§ Work to be completed
Return each line of the records with nothing changed, pictures excepted.

Data excerpts:
>> start

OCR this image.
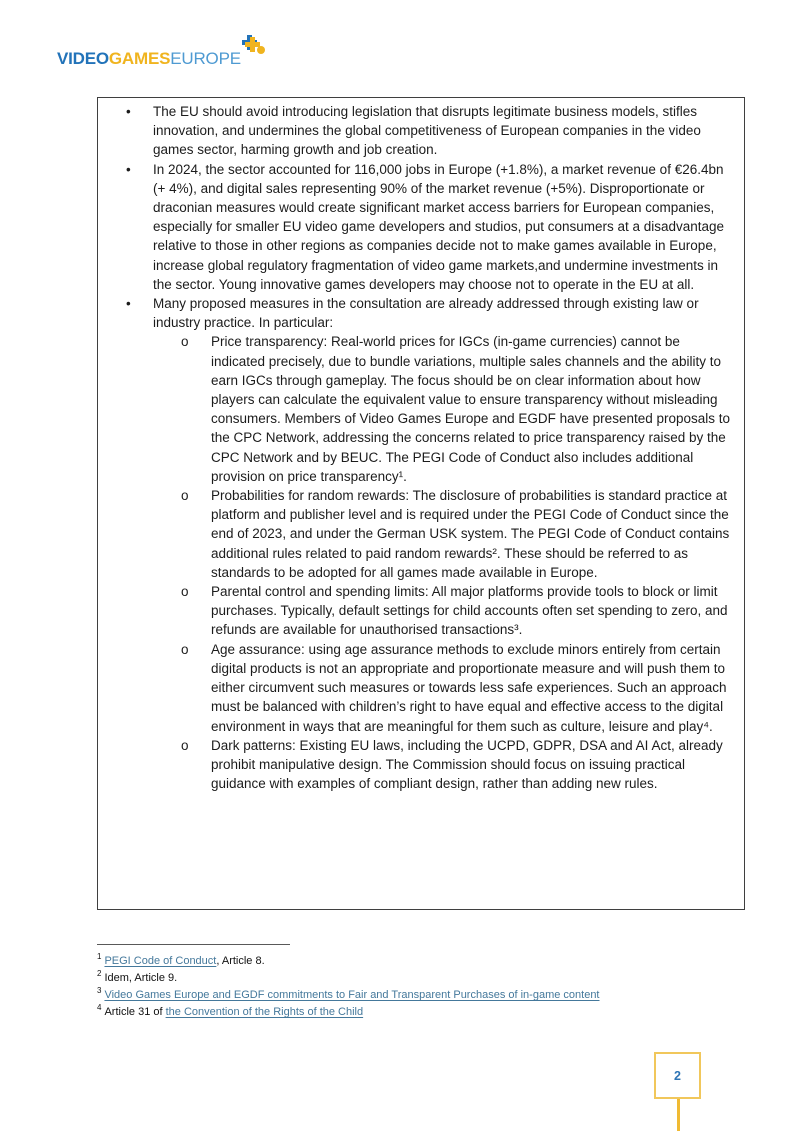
VIDEO GAMES EUROPE
•	The EU should avoid introducing legislation that disrupts legitimate business models, stifles innovation, and undermines the global competitiveness of European companies in the video games sector, harming growth and job creation.
•	In 2024, the sector accounted for 116,000 jobs in Europe (+1.8%), a market revenue of €26.4bn (+ 4%), and digital sales representing 90% of the market revenue (+5%). Disproportionate or draconian measures would create significant market access barriers for European companies, especially for smaller EU video game developers and studios, put consumers at a disadvantage relative to those in other regions as companies decide not to make games available in Europe, increase global regulatory fragmentation of video game markets,and undermine investments in the sector. Young innovative games developers may choose not to operate in the EU at all.
•	Many proposed measures in the consultation are already addressed through existing law or industry practice. In particular:
o	Price transparency: Real-world prices for IGCs (in-game currencies) cannot be indicated precisely, due to bundle variations, multiple sales channels and the ability to earn IGCs through gameplay. The focus should be on clear information about how players can calculate the equivalent value to ensure transparency without misleading consumers. Members of Video Games Europe and EGDF have presented proposals to the CPC Network, addressing the concerns related to price transparency raised by the CPC Network and by BEUC. The PEGI Code of Conduct also includes additional provision on price transparency¹.
o	Probabilities for random rewards: The disclosure of probabilities is standard practice at platform and publisher level and is required under the PEGI Code of Conduct since the end of 2023, and under the German USK system. The PEGI Code of Conduct contains additional rules related to paid random rewards². These should be referred to as standards to be adopted for all games made available in Europe.
o	Parental control and spending limits: All major platforms provide tools to block or limit purchases. Typically, default settings for child accounts often set spending to zero, and refunds are available for unauthorised transactions³.
o	Age assurance: using age assurance methods to exclude minors entirely from certain digital products is not an appropriate and proportionate measure and will push them to either circumvent such measures or towards less safe experiences. Such an approach must be balanced with children’s right to have equal and effective access to the digital environment in ways that are meaningful for them such as culture, leisure and play⁴.
o	Dark patterns: Existing EU laws, including the UCPD, GDPR, DSA and AI Act, already prohibit manipulative design. The Commission should focus on issuing practical guidance with examples of compliant design, rather than adding new rules.
$^1$ PEGI Code of Conduct, Article 8.
$^2$ Idem, Article 9.
$^3$ Video Games Europe and EGDF commitments to Fair and Transparent Purchases of in-game content
$^4$ Article 31 of the Convention of the Rights of the Child
2
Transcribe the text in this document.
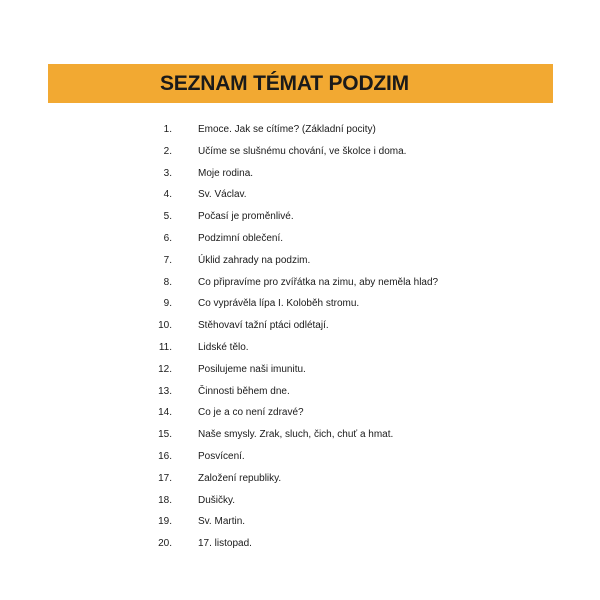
SEZNAM TÉMAT PODZIM
1.	Emoce. Jak se cítíme? (Základní pocity)
2.	Učíme se slušnému chování, ve školce i doma.
3.	Moje rodina.
4.	Sv. Václav.
5.	Počasí je proměnlivé.
6.	Podzimní oblečení.
7.	Úklid zahrady na podzim.
8.	Co připravíme pro zvířátka na zimu, aby neměla hlad?
9.	Co vyprávěla lípa I. Koloběh stromu.
10.	Stěhovaví tažní ptáci odlétají.
11.	Lidské tělo.
12.	Posilujeme naši imunitu.
13.	Činnosti během dne.
14.	Co je a co není zdravé?
15.	Naše smysly. Zrak, sluch, čich, chuť a hmat.
16.	Posvícení.
17.	Založení republiky.
18.	Dušičky.
19.	Sv. Martin.
20.	17. listopad.
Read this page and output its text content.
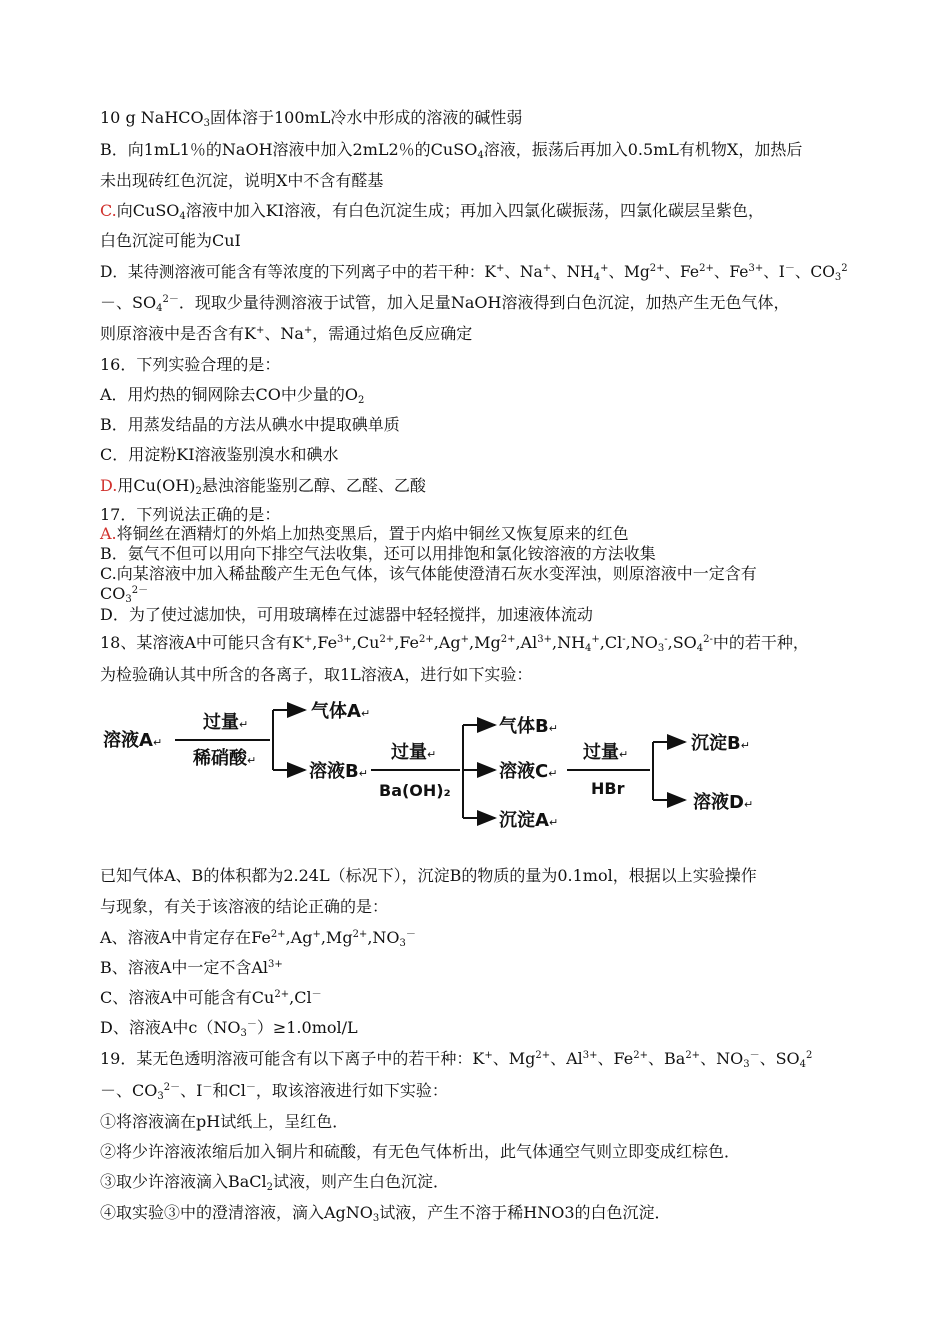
10 g NaHCO$_3$固体溶于100mL冷水中形成的溶液的碱性弱
B．向1mL1％的NaOH溶液中加入2mL2％的CuSO$_4$溶液，振荡后再加入0.5mL有机物X，加热后
未出现砖红色沉淀，说明X中不含有醛基
C.向CuSO$_4$溶液中加入KI溶液，有白色沉淀生成；再加入四氯化碳振荡，四氯化碳层呈紫色，
白色沉淀可能为CuI
D．某待测溶液可能含有等浓度的下列离子中的若干种：K+、Na+、$NH_4^+$、$Mg^{2+}$、$Fe^{2+}$、$Fe^{3+}$、I－、$CO_3^2$
－、$SO_4^{2-}$．现取少量待测溶液于试管，加入足量NaOH溶液得到白色沉淀，加热产生无色气体，
则原溶液中是否含有K+、Na+，需通过焰色反应确定
16．下列实验合理的是：
A．用灼热的铜网除去CO中少量的$O_2$
B．用蒸发结晶的方法从碘水中提取碘单质
C．用淀粉KI溶液鉴别溴水和碘水
D.用$Cu(OH)_2$悬浊溶能鉴别乙醇、乙醛、乙酸
17．下列说法正确的是：
A.将铜丝在酒精灯的外焰上加热变黑后，置于内焰中铜丝又恢复原来的红色
B．氨气不但可以用向下排空气法收集，还可以用排饱和氯化铵溶液的方法收集
C.向某溶液中加入稀盐酸产生无色气体，该气体能使澄清石灰水变浑浊，则原溶液中一定含有
$CO_3^{2-}$
D．为了使过滤加快，可用玻璃棒在过滤器中轻轻搅拌，加速液体流动
18、某溶液A中可能只含有$K^+,Fe^{3+},Cu^{2+},Fe^{2+},Ag^+,Mg^{2+},Al^{3+},NH_4^+,Cl^-,NO_3^-,SO_4^{2-}$中的若干种，
为检验确认其中所含的各离子，取1L溶液A，进行如下实验：
溶液A↵
过量↵
稀硝酸↵
气体A↵
溶液B↵
过量↵
Ba(OH)₂
气体B↵
溶液C↵
沉淀A↵
过量↵
HBr
沉淀B↵
溶液D↵
已知气体A、B的体积都为2.24L（标况下），沉淀B的物质的量为0.1mol，根据以上实验操作
与现象，有关于该溶液的结论正确的是：
A、溶液A中肯定存在$Fe^{2+},Ag^+,Mg^{2+},NO_3^-$
B、溶液A中一定不含$Al^{3+}$
C、溶液A中可能含有$Cu^{2+},Cl^-$
D、溶液A中$c(NO_3^-)\ge 1.0mol/L$
19．某无色透明溶液可能含有以下离子中的若干种：K+、$Mg^{2+}$、$Al^{3+}$、$Fe^{2+}$、$Ba^{2+}$、$NO_3^-$、$SO_4^2$
－、$CO_3^{2-}$、I－和Cl－，取该溶液进行如下实验：
①将溶液滴在pH试纸上，呈红色．
②将少许溶液浓缩后加入铜片和硫酸，有无色气体析出，此气体通空气则立即变成红棕色．
③取少许溶液滴入BaCl$_2$试液，则产生白色沉淀．
④取实验③中的澄清溶液，滴入AgNO$_3$试液，产生不溶于稀HNO3的白色沉淀．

>> end

§ Solution to this problem
OCR this image.
VIDEO GAMES EUROPE
•	The EU should avoid introducing legislation that disrupts legitimate business models, stifles innovation, and undermines the global competitiveness of European companies in the video games sector, harming growth and job creation.
•	In 2024, the sector accounted for 116,000 jobs in Europe (+1.8%), a market revenue of €26.4bn (+ 4%), and digital sales representing 90% of the market revenue (+5%). Disproportionate or draconian measures would create significant market access barriers for European companies, especially for smaller EU video game developers and studios, put consumers at a disadvantage relative to those in other regions as companies decide not to make games available in Europe, increase global regulatory fragmentation of video game markets,and undermine investments in the sector. Young innovative games developers may choose not to operate in the EU at all.
•	Many proposed measures in the consultation are already addressed through existing law or industry practice. In particular:
o	Price transparency: Real-world prices for IGCs (in-game currencies) cannot be indicated precisely, due to bundle variations, multiple sales channels and the ability to earn IGCs through gameplay. The focus should be on clear information about how players can calculate the equivalent value to ensure transparency without misleading consumers. Members of Video Games Europe and EGDF have presented proposals to the CPC Network, addressing the concerns related to price transparency raised by the CPC Network and by BEUC. The PEGI Code of Conduct also includes additional provision on price transparency¹.
o	Probabilities for random rewards: The disclosure of probabilities is standard practice at platform and publisher level and is required under the PEGI Code of Conduct since the end of 2023, and under the German USK system. The PEGI Code of Conduct contains additional rules related to paid random rewards². These should be referred to as standards to be adopted for all games made available in Europe.
o	Parental control and spending limits: All major platforms provide tools to block or limit purchases. Typically, default settings for child accounts often set spending to zero, and refunds are available for unauthorised transactions³.
o	Age assurance: using age assurance methods to exclude minors entirely from certain digital products is not an appropriate and proportionate measure and will push them to either circumvent such measures or towards less safe experiences. Such an approach must be balanced with children’s right to have equal and effective access to the digital environment in ways that are meaningful for them such as culture, leisure and play⁴.
o	Dark patterns: Existing EU laws, including the UCPD, GDPR, DSA and AI Act, already prohibit manipulative design. The Commission should focus on issuing practical guidance with examples of compliant design, rather than adding new rules.
$^1$ PEGI Code of Conduct, Article 8.
$^2$ Idem, Article 9.
$^3$ Video Games Europe and EGDF commitments to Fair and Transparent Purchases of in-game content
$^4$ Article 31 of the Convention of the Rights of the Child
2
Transcribe the text in this document.
SEZNAM TÉMAT PODZIM
1.	Emoce. Jak se cítíme? (Základní pocity)
2.	Učíme se slušnému chování, ve školce i doma.
3.	Moje rodina.
4.	Sv. Václav.
5.	Počasí je proměnlivé.
6.	Podzimní oblečení.
7.	Úklid zahrady na podzim.
8.	Co připravíme pro zvířátka na zimu, aby neměla hlad?
9.	Co vyprávěla lípa I. Koloběh stromu.
10.	Stěhovaví tažní ptáci odlétají.
11.	Lidské tělo.
12.	Posilujeme naši imunitu.
13.	Činnosti během dne.
14.	Co je a co není zdravé?
15.	Naše smysly. Zrak, sluch, čich, chuť a hmat.
16.	Posvícení.
17.	Založení republiky.
18.	Dušičky.
19.	Sv. Martin.
20.	17. listopad.
Read this page and output its text content.
10 g NaHCO$_3$固体溶于100mL冷水中形成的溶液的碱性弱
B．向1mL1％的NaOH溶液中加入2mL2％的CuSO$_4$溶液，振荡后再加入0.5mL有机物X，加热后
未出现砖红色沉淀，说明X中不含有醛基
C.向CuSO$_4$溶液中加入KI溶液，有白色沉淀生成；再加入四氯化碳振荡，四氯化碳层呈紫色，
白色沉淀可能为CuI
D．某待测溶液可能含有等浓度的下列离子中的若干种：K+、Na+、$NH_4^+$、$Mg^{2+}$、$Fe^{2+}$、$Fe^{3+}$、I－、$CO_3^2$
－、$SO_4^{2-}$．现取少量待测溶液于试管，加入足量NaOH溶液得到白色沉淀，加热产生无色气体，
则原溶液中是否含有K+、Na+，需通过焰色反应确定
16．下列实验合理的是：
A．用灼热的铜网除去CO中少量的$O_2$
B．用蒸发结晶的方法从碘水中提取碘单质
C．用淀粉KI溶液鉴别溴水和碘水
D.用$Cu(OH)_2$悬浊溶能鉴别乙醇、乙醛、乙酸
17．下列说法正确的是：
A.将铜丝在酒精灯的外焰上加热变黑后，置于内焰中铜丝又恢复原来的红色
B．氨气不但可以用向下排空气法收集，还可以用排饱和氯化铵溶液的方法收集
C.向某溶液中加入稀盐酸产生无色气体，该气体能使澄清石灰水变浑浊，则原溶液中一定含有
$CO_3^{2-}$
D．为了使过滤加快，可用玻璃棒在过滤器中轻轻搅拌，加速液体流动
18、某溶液A中可能只含有$K^+,Fe^{3+},Cu^{2+},Fe^{2+},Ag^+,Mg^{2+},Al^{3+},NH_4^+,Cl^-,NO_3^-,SO_4^{2-}$中的若干种，
为检验确认其中所含的各离子，取1L溶液A，进行如下实验：
溶液A↵
过量↵
稀硝酸↵
气体A↵
溶液B↵
过量↵
Ba(OH)₂
气体B↵
溶液C↵
沉淀A↵
过量↵
HBr
沉淀B↵
溶液D↵
已知气体A、B的体积都为2.24L（标况下），沉淀B的物质的量为0.1mol，根据以上实验操作
与现象，有关于该溶液的结论正确的是：
A、溶液A中肯定存在$Fe^{2+},Ag^+,Mg^{2+},NO_3^-$
B、溶液A中一定不含$Al^{3+}$
C、溶液A中可能含有$Cu^{2+},Cl^-$
D、溶液A中$c(NO_3^-)\ge 1.0mol/L$
19．某无色透明溶液可能含有以下离子中的若干种：K+、$Mg^{2+}$、$Al^{3+}$、$Fe^{2+}$、$Ba^{2+}$、$NO_3^-$、$SO_4^2$
－、$CO_3^{2-}$、I－和Cl－，取该溶液进行如下实验：
①将溶液滴在pH试纸上，呈红色．
②将少许溶液浓缩后加入铜片和硫酸，有无色气体析出，此气体通空气则立即变成红棕色．
③取少许溶液滴入BaCl$_2$试液，则产生白色沉淀．
④取实验③中的澄清溶液，滴入AgNO$_3$试液，产生不溶于稀HNO3的白色沉淀．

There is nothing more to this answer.